** What to produce **
Would you pull out every line of the material that contains the string "dash"?

Records from a collection of figures:
--

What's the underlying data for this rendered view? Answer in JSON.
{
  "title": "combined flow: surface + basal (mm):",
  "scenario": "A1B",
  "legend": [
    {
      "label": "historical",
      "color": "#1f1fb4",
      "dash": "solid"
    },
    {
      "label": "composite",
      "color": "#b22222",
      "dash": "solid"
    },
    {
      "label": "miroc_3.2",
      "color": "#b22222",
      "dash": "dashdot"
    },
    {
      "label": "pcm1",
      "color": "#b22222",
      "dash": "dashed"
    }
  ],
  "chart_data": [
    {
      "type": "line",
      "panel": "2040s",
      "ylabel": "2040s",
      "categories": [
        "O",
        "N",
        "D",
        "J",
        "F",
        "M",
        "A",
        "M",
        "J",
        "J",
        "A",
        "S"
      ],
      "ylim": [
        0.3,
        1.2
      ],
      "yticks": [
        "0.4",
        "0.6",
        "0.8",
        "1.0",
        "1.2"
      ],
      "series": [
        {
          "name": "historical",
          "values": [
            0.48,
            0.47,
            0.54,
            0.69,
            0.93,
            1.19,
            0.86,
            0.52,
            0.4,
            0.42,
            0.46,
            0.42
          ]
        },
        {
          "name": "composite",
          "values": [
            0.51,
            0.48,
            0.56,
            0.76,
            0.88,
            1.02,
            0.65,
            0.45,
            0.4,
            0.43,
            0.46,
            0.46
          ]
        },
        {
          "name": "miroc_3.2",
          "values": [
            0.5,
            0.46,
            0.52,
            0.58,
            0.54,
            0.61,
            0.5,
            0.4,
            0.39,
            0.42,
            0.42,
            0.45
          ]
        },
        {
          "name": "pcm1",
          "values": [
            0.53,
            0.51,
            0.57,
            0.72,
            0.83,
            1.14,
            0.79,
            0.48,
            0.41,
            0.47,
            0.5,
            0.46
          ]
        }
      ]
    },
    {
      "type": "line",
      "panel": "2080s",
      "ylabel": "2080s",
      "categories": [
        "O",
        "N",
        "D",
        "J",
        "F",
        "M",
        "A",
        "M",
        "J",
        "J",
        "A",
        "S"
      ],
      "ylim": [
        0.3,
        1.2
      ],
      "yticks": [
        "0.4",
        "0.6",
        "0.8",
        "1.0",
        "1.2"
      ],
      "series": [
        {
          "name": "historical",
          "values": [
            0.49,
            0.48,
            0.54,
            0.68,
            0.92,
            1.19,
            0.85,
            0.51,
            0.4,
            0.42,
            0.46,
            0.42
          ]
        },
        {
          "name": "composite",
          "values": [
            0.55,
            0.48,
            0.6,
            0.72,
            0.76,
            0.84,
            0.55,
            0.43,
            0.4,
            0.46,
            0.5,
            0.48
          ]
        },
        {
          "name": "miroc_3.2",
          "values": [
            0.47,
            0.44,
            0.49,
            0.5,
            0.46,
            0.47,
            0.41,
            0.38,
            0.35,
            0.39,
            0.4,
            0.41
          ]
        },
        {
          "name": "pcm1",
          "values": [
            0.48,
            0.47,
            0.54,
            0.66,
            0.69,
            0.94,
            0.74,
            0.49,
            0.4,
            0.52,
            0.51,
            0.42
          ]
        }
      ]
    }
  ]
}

--

** Exercise output **
      "dash": "solid"
      "dash": "solid"
      "dash": "dashdot"
      "dash": "dashed"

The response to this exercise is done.